- [Data section]:
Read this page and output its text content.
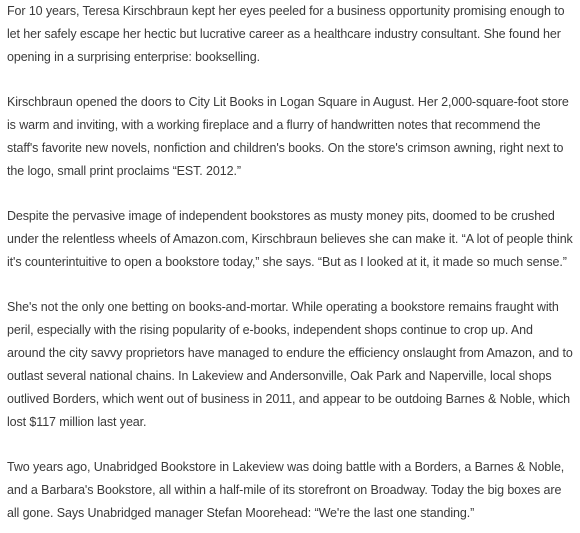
For 10 years, Teresa Kirschbraun kept her eyes peeled for a business opportunity promising enough to let her safely escape her hectic but lucrative career as a healthcare industry consultant. She found her opening in a surprising enterprise: bookselling.

Kirschbraun opened the doors to City Lit Books in Logan Square in August. Her 2,000-square-foot store is warm and inviting, with a working fireplace and a flurry of handwritten notes that recommend the staff's favorite new novels, nonfiction and children's books. On the store's crimson awning, right next to the logo, small print proclaims “EST. 2012.”

Despite the pervasive image of independent bookstores as musty money pits, doomed to be crushed under the relentless wheels of Amazon.com, Kirschbraun believes she can make it. “A lot of people think it's counterintuitive to open a bookstore today,” she says. “But as I looked at it, it made so much sense.”

She's not the only one betting on books-and-mortar. While operating a bookstore remains fraught with peril, especially with the rising popularity of e-books, independent shops continue to crop up. And around the city savvy proprietors have managed to endure the efficiency onslaught from Amazon, and to outlast several national chains. In Lakeview and Andersonville, Oak Park and Naperville, local shops outlived Borders, which went out of business in 2011, and appear to be outdoing Barnes & Noble, which lost $117 million last year.

Two years ago, Unabridged Bookstore in Lakeview was doing battle with a Borders, a Barnes & Noble, and a Barbara's Bookstore, all within a half-mile of its storefront on Broadway. Today the big boxes are all gone. Says Unabridged manager Stefan Moorehead: “We're the last one standing.”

- [Request]:
Copy out every line of the listing that contains the string "Borders".

- [Response to this task]:
She's not the only one betting on books-and-mortar. While operating a bookstore remains fraught with peril, especially with the rising popularity of e-books, independent shops continue to crop up. And around the city savvy proprietors have managed to endure the efficiency onslaught from Amazon, and to outlast several national chains. In Lakeview and Andersonville, Oak Park and Naperville, local shops outlived Borders, which went out of business in 2011, and appear to be outdoing Barnes & Noble, which lost $117 million last year.
Two years ago, Unabridged Bookstore in Lakeview was doing battle with a Borders, a Barnes & Noble, and a Barbara's Bookstore, all within a half-mile of its storefront on Broadway. Today the big boxes are all gone. Says Unabridged manager Stefan Moorehead: “We're the last one standing.”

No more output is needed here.